- **Objective**:
Omit the pictures and output every entry below exactly as written.

Begin Input

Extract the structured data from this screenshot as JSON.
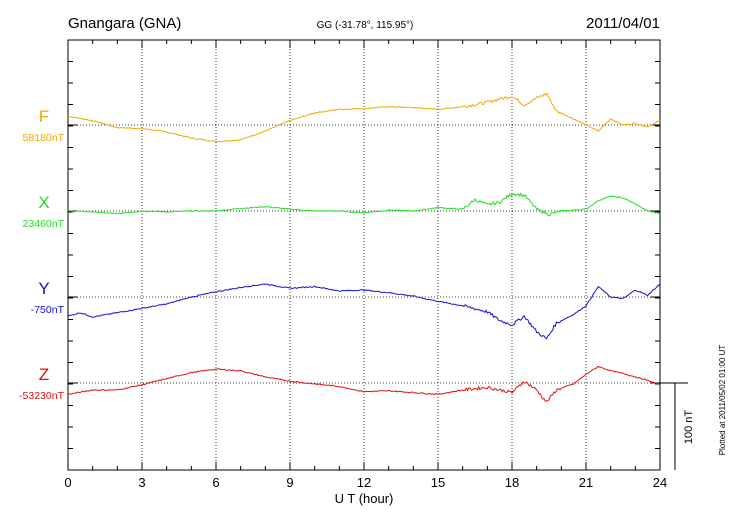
{
  "header": {
    "station": "Gnangara (GNA)",
    "coords": "GG (-31.78°, 115.95°)",
    "date": "2011/04/01"
  },
  "side_note": "Plotted at 2011/05/02 01:00 UT",
  "scale_label": "100 nT",
  "colors": {
    "F": "#f2a800",
    "X": "#22dd22",
    "Y": "#1111cc",
    "Z": "#e01010",
    "axis": "#000000"
  },
  "chart_data": {
    "type": "line",
    "xlabel": "U T (hour)",
    "xlim": [
      0,
      24
    ],
    "xticks": [
      "0",
      "3",
      "6",
      "9",
      "12",
      "15",
      "18",
      "21",
      "24"
    ],
    "grid": "dotted",
    "scale_bar_nT": 100,
    "series": [
      {
        "name": "F",
        "baseline_label": "58180nT",
        "baseline_nT": 58180,
        "x": [
          0,
          1,
          2,
          3,
          4,
          5,
          6,
          7,
          8,
          9,
          10,
          11,
          12,
          13,
          14,
          15,
          16,
          17,
          17.5,
          18,
          18.5,
          19,
          19.4,
          19.8,
          20.5,
          21,
          21.5,
          22,
          22.5,
          23,
          23.5,
          24
        ],
        "y": [
          58190,
          58185,
          58177,
          58176,
          58172,
          58165,
          58161,
          58163,
          58173,
          58185,
          58194,
          58198,
          58199,
          58201,
          58200,
          58198,
          58201,
          58206,
          58210,
          58213,
          58203,
          58211,
          58216,
          58196,
          58187,
          58180,
          58173,
          58187,
          58180,
          58182,
          58178,
          58185
        ]
      },
      {
        "name": "X",
        "baseline_label": "23460nT",
        "baseline_nT": 23460,
        "x": [
          0,
          1,
          2,
          3,
          4,
          5,
          6,
          7,
          8,
          9,
          10,
          11,
          12,
          13,
          14,
          15,
          16,
          16.5,
          17,
          17.5,
          18,
          18.5,
          19,
          19.5,
          20,
          21,
          21.5,
          22,
          22.5,
          23,
          23.5,
          24
        ],
        "y": [
          23460,
          23459,
          23457,
          23460,
          23459,
          23460,
          23460,
          23463,
          23465,
          23462,
          23460,
          23460,
          23458,
          23461,
          23460,
          23464,
          23462,
          23473,
          23467,
          23470,
          23480,
          23478,
          23462,
          23456,
          23460,
          23462,
          23472,
          23477,
          23475,
          23468,
          23460,
          23457
        ]
      },
      {
        "name": "Y",
        "baseline_label": "-750nT",
        "baseline_nT": -750,
        "x": [
          0,
          0.5,
          1,
          2,
          3,
          4,
          5,
          6,
          7,
          8,
          9,
          10,
          11,
          12,
          13,
          14,
          15,
          16,
          17,
          17.5,
          18,
          18.5,
          19,
          19.4,
          19.8,
          20.5,
          21,
          21.5,
          22,
          22.5,
          23,
          23.5,
          24
        ],
        "y": [
          -772,
          -768,
          -773,
          -768,
          -763,
          -758,
          -750,
          -744,
          -739,
          -735,
          -740,
          -738,
          -743,
          -742,
          -745,
          -749,
          -755,
          -760,
          -767,
          -777,
          -782,
          -772,
          -790,
          -798,
          -780,
          -770,
          -760,
          -738,
          -750,
          -752,
          -742,
          -748,
          -735
        ]
      },
      {
        "name": "Z",
        "baseline_label": "-53230nT",
        "baseline_nT": -53230,
        "x": [
          0,
          1,
          2,
          3,
          4,
          5,
          6,
          7,
          8,
          9,
          10,
          11,
          12,
          13,
          14,
          15,
          16,
          17,
          18,
          18.5,
          19,
          19.4,
          19.8,
          20.5,
          21,
          21.5,
          22,
          22.5,
          23,
          23.5,
          24
        ],
        "y": [
          -53243,
          -53238,
          -53238,
          -53232,
          -53225,
          -53218,
          -53214,
          -53216,
          -53223,
          -53228,
          -53231,
          -53234,
          -53240,
          -53239,
          -53241,
          -53243,
          -53238,
          -53235,
          -53241,
          -53228,
          -53238,
          -53252,
          -53238,
          -53231,
          -53220,
          -53211,
          -53216,
          -53219,
          -53223,
          -53227,
          -53232
        ]
      }
    ]
  }
}
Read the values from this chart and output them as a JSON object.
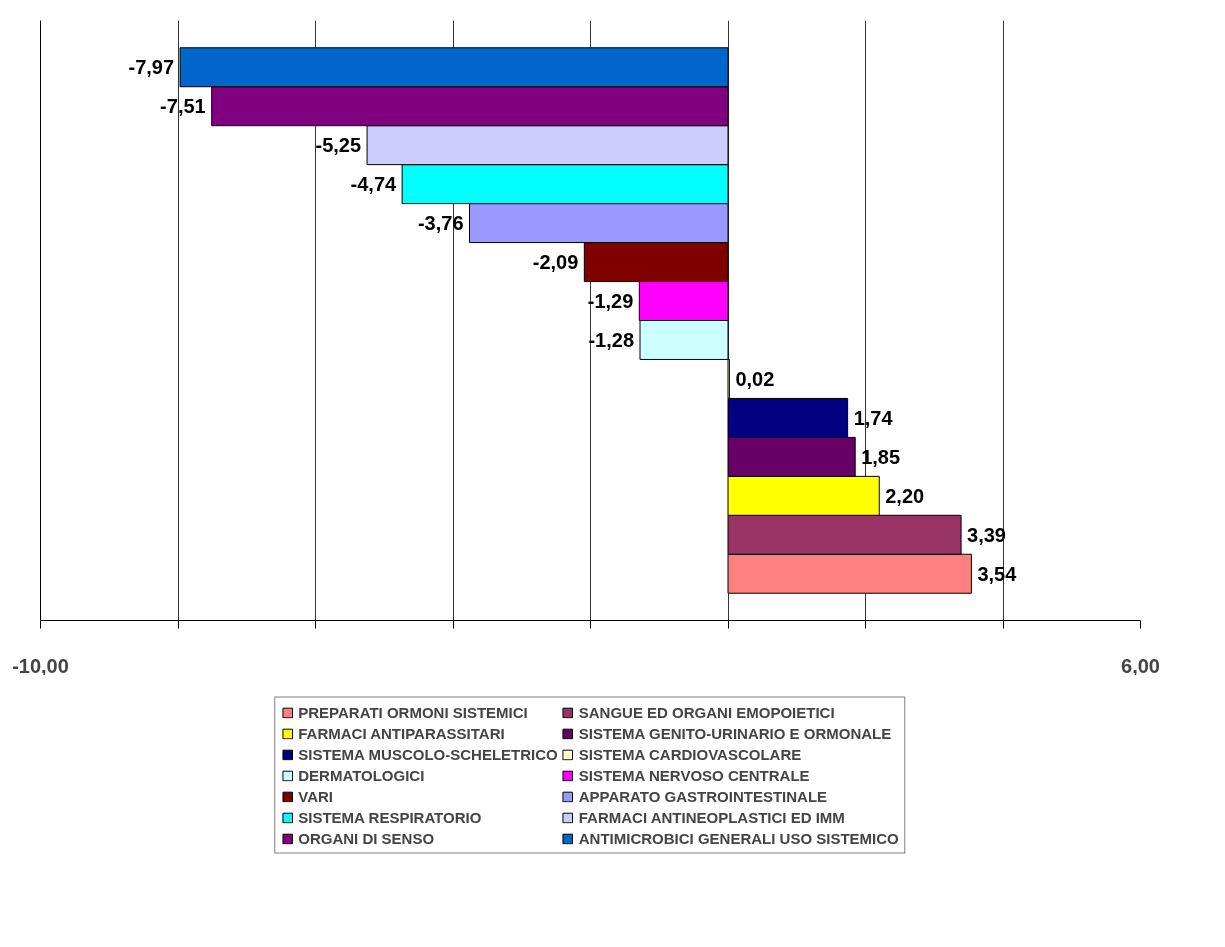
{
  "chart_data": {
    "type": "bar",
    "orientation": "horizontal",
    "categories": [
      null
    ],
    "series": [
      {
        "name": "PREPARATI ORMONI SISTEMICI",
        "color": "#ff8080",
        "values": [
          3.54
        ],
        "value_labels": [
          "3,54"
        ]
      },
      {
        "name": "SANGUE ED ORGANI EMOPOIETICI",
        "color": "#993366",
        "values": [
          3.39
        ],
        "value_labels": [
          "3,39"
        ]
      },
      {
        "name": "FARMACI ANTIPARASSITARI",
        "color": "#ffff00",
        "values": [
          2.2
        ],
        "value_labels": [
          "2,20"
        ]
      },
      {
        "name": "SISTEMA GENITO-URINARIO E ORMONALE",
        "color": "#660066",
        "values": [
          1.85
        ],
        "value_labels": [
          "1,85"
        ]
      },
      {
        "name": "SISTEMA MUSCOLO-SCHELETRICO",
        "color": "#000080",
        "values": [
          1.74
        ],
        "value_labels": [
          "1,74"
        ]
      },
      {
        "name": "SISTEMA CARDIOVASCOLARE",
        "color": "#ffffcc",
        "values": [
          0.02
        ],
        "value_labels": [
          "0,02"
        ]
      },
      {
        "name": "DERMATOLOGICI",
        "color": "#ccffff",
        "values": [
          -1.28
        ],
        "value_labels": [
          "-1,28"
        ]
      },
      {
        "name": "SISTEMA NERVOSO CENTRALE",
        "color": "#ff00ff",
        "values": [
          -1.29
        ],
        "value_labels": [
          "-1,29"
        ]
      },
      {
        "name": "VARI",
        "color": "#800000",
        "values": [
          -2.09
        ],
        "value_labels": [
          "-2,09"
        ]
      },
      {
        "name": "APPARATO GASTROINTESTINALE",
        "color": "#9999ff",
        "values": [
          -3.76
        ],
        "value_labels": [
          "-3,76"
        ]
      },
      {
        "name": "SISTEMA RESPIRATORIO",
        "color": "#00ffff",
        "values": [
          -4.74
        ],
        "value_labels": [
          "-4,74"
        ]
      },
      {
        "name": "FARMACI ANTINEOPLASTICI ED IMM",
        "color": "#ccccff",
        "values": [
          -5.25
        ],
        "value_labels": [
          "-5,25"
        ]
      },
      {
        "name": "ORGANI DI SENSO",
        "color": "#800080",
        "values": [
          -7.51
        ],
        "value_labels": [
          "-7,51"
        ]
      },
      {
        "name": "ANTIMICROBICI GENERALI USO SISTEMICO",
        "color": "#0066cc",
        "values": [
          -7.97
        ],
        "value_labels": [
          "-7,97"
        ]
      }
    ],
    "xlim": [
      -10,
      6
    ],
    "xticks": [
      {
        "value": -10,
        "label": "-10,00"
      },
      {
        "value": -8,
        "label": null
      },
      {
        "value": -6,
        "label": null
      },
      {
        "value": -4,
        "label": null
      },
      {
        "value": -2,
        "label": null
      },
      {
        "value": 0,
        "label": null
      },
      {
        "value": 2,
        "label": null
      },
      {
        "value": 4,
        "label": null
      },
      {
        "value": 6,
        "label": "6,00"
      }
    ],
    "grid": "x",
    "legend": "bottom",
    "tick_labels": "x"
  }
}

End Input

- **Problem solution**:
Extract the structured data from this screenshot as JSON.
{
  "header": {
    "station": "Gnangara (GNA)",
    "coords": "GG (-31.78°, 115.95°)",
    "date": "2011/04/01"
  },
  "side_note": "Plotted at 2011/05/02 01:00 UT",
  "scale_label": "100 nT",
  "colors": {
    "F": "#f2a800",
    "X": "#22dd22",
    "Y": "#1111cc",
    "Z": "#e01010",
    "axis": "#000000"
  },
  "chart_data": {
    "type": "line",
    "xlabel": "U T (hour)",
    "xlim": [
      0,
      24
    ],
    "xticks": [
      "0",
      "3",
      "6",
      "9",
      "12",
      "15",
      "18",
      "21",
      "24"
    ],
    "grid": "dotted",
    "scale_bar_nT": 100,
    "series": [
      {
        "name": "F",
        "baseline_label": "58180nT",
        "baseline_nT": 58180,
        "x": [
          0,
          1,
          2,
          3,
          4,
          5,
          6,
          7,
          8,
          9,
          10,
          11,
          12,
          13,
          14,
          15,
          16,
          17,
          17.5,
          18,
          18.5,
          19,
          19.4,
          19.8,
          20.5,
          21,
          21.5,
          22,
          22.5,
          23,
          23.5,
          24
        ],
        "y": [
          58190,
          58185,
          58177,
          58176,
          58172,
          58165,
          58161,
          58163,
          58173,
          58185,
          58194,
          58198,
          58199,
          58201,
          58200,
          58198,
          58201,
          58206,
          58210,
          58213,
          58203,
          58211,
          58216,
          58196,
          58187,
          58180,
          58173,
          58187,
          58180,
          58182,
          58178,
          58185
        ]
      },
      {
        "name": "X",
        "baseline_label": "23460nT",
        "baseline_nT": 23460,
        "x": [
          0,
          1,
          2,
          3,
          4,
          5,
          6,
          7,
          8,
          9,
          10,
          11,
          12,
          13,
          14,
          15,
          16,
          16.5,
          17,
          17.5,
          18,
          18.5,
          19,
          19.5,
          20,
          21,
          21.5,
          22,
          22.5,
          23,
          23.5,
          24
        ],
        "y": [
          23460,
          23459,
          23457,
          23460,
          23459,
          23460,
          23460,
          23463,
          23465,
          23462,
          23460,
          23460,
          23458,
          23461,
          23460,
          23464,
          23462,
          23473,
          23467,
          23470,
          23480,
          23478,
          23462,
          23456,
          23460,
          23462,
          23472,
          23477,
          23475,
          23468,
          23460,
          23457
        ]
      },
      {
        "name": "Y",
        "baseline_label": "-750nT",
        "baseline_nT": -750,
        "x": [
          0,
          0.5,
          1,
          2,
          3,
          4,
          5,
          6,
          7,
          8,
          9,
          10,
          11,
          12,
          13,
          14,
          15,
          16,
          17,
          17.5,
          18,
          18.5,
          19,
          19.4,
          19.8,
          20.5,
          21,
          21.5,
          22,
          22.5,
          23,
          23.5,
          24
        ],
        "y": [
          -772,
          -768,
          -773,
          -768,
          -763,
          -758,
          -750,
          -744,
          -739,
          -735,
          -740,
          -738,
          -743,
          -742,
          -745,
          -749,
          -755,
          -760,
          -767,
          -777,
          -782,
          -772,
          -790,
          -798,
          -780,
          -770,
          -760,
          -738,
          -750,
          -752,
          -742,
          -748,
          -735
        ]
      },
      {
        "name": "Z",
        "baseline_label": "-53230nT",
        "baseline_nT": -53230,
        "x": [
          0,
          1,
          2,
          3,
          4,
          5,
          6,
          7,
          8,
          9,
          10,
          11,
          12,
          13,
          14,
          15,
          16,
          17,
          18,
          18.5,
          19,
          19.4,
          19.8,
          20.5,
          21,
          21.5,
          22,
          22.5,
          23,
          23.5,
          24
        ],
        "y": [
          -53243,
          -53238,
          -53238,
          -53232,
          -53225,
          -53218,
          -53214,
          -53216,
          -53223,
          -53228,
          -53231,
          -53234,
          -53240,
          -53239,
          -53241,
          -53243,
          -53238,
          -53235,
          -53241,
          -53228,
          -53238,
          -53252,
          -53238,
          -53231,
          -53220,
          -53211,
          -53216,
          -53219,
          -53223,
          -53227,
          -53232
        ]
      }
    ]
  }
}
Read the values from this chart and output them as a JSON object.
{
  "chart_data": {
    "type": "bar",
    "orientation": "horizontal",
    "categories": [
      null
    ],
    "series": [
      {
        "name": "PREPARATI ORMONI SISTEMICI",
        "color": "#ff8080",
        "values": [
          3.54
        ],
        "value_labels": [
          "3,54"
        ]
      },
      {
        "name": "SANGUE ED ORGANI EMOPOIETICI",
        "color": "#993366",
        "values": [
          3.39
        ],
        "value_labels": [
          "3,39"
        ]
      },
      {
        "name": "FARMACI ANTIPARASSITARI",
        "color": "#ffff00",
        "values": [
          2.2
        ],
        "value_labels": [
          "2,20"
        ]
      },
      {
        "name": "SISTEMA GENITO-URINARIO E ORMONALE",
        "color": "#660066",
        "values": [
          1.85
        ],
        "value_labels": [
          "1,85"
        ]
      },
      {
        "name": "SISTEMA MUSCOLO-SCHELETRICO",
        "color": "#000080",
        "values": [
          1.74
        ],
        "value_labels": [
          "1,74"
        ]
      },
      {
        "name": "SISTEMA CARDIOVASCOLARE",
        "color": "#ffffcc",
        "values": [
          0.02
        ],
        "value_labels": [
          "0,02"
        ]
      },
      {
        "name": "DERMATOLOGICI",
        "color": "#ccffff",
        "values": [
          -1.28
        ],
        "value_labels": [
          "-1,28"
        ]
      },
      {
        "name": "SISTEMA NERVOSO CENTRALE",
        "color": "#ff00ff",
        "values": [
          -1.29
        ],
        "value_labels": [
          "-1,29"
        ]
      },
      {
        "name": "VARI",
        "color": "#800000",
        "values": [
          -2.09
        ],
        "value_labels": [
          "-2,09"
        ]
      },
      {
        "name": "APPARATO GASTROINTESTINALE",
        "color": "#9999ff",
        "values": [
          -3.76
        ],
        "value_labels": [
          "-3,76"
        ]
      },
      {
        "name": "SISTEMA RESPIRATORIO",
        "color": "#00ffff",
        "values": [
          -4.74
        ],
        "value_labels": [
          "-4,74"
        ]
      },
      {
        "name": "FARMACI ANTINEOPLASTICI ED IMM",
        "color": "#ccccff",
        "values": [
          -5.25
        ],
        "value_labels": [
          "-5,25"
        ]
      },
      {
        "name": "ORGANI DI SENSO",
        "color": "#800080",
        "values": [
          -7.51
        ],
        "value_labels": [
          "-7,51"
        ]
      },
      {
        "name": "ANTIMICROBICI GENERALI USO SISTEMICO",
        "color": "#0066cc",
        "values": [
          -7.97
        ],
        "value_labels": [
          "-7,97"
        ]
      }
    ],
    "xlim": [
      -10,
      6
    ],
    "xticks": [
      {
        "value": -10,
        "label": "-10,00"
      },
      {
        "value": -8,
        "label": null
      },
      {
        "value": -6,
        "label": null
      },
      {
        "value": -4,
        "label": null
      },
      {
        "value": -2,
        "label": null
      },
      {
        "value": 0,
        "label": null
      },
      {
        "value": 2,
        "label": null
      },
      {
        "value": 4,
        "label": null
      },
      {
        "value": 6,
        "label": "6,00"
      }
    ],
    "grid": "x",
    "legend": "bottom",
    "tick_labels": "x"
  }
}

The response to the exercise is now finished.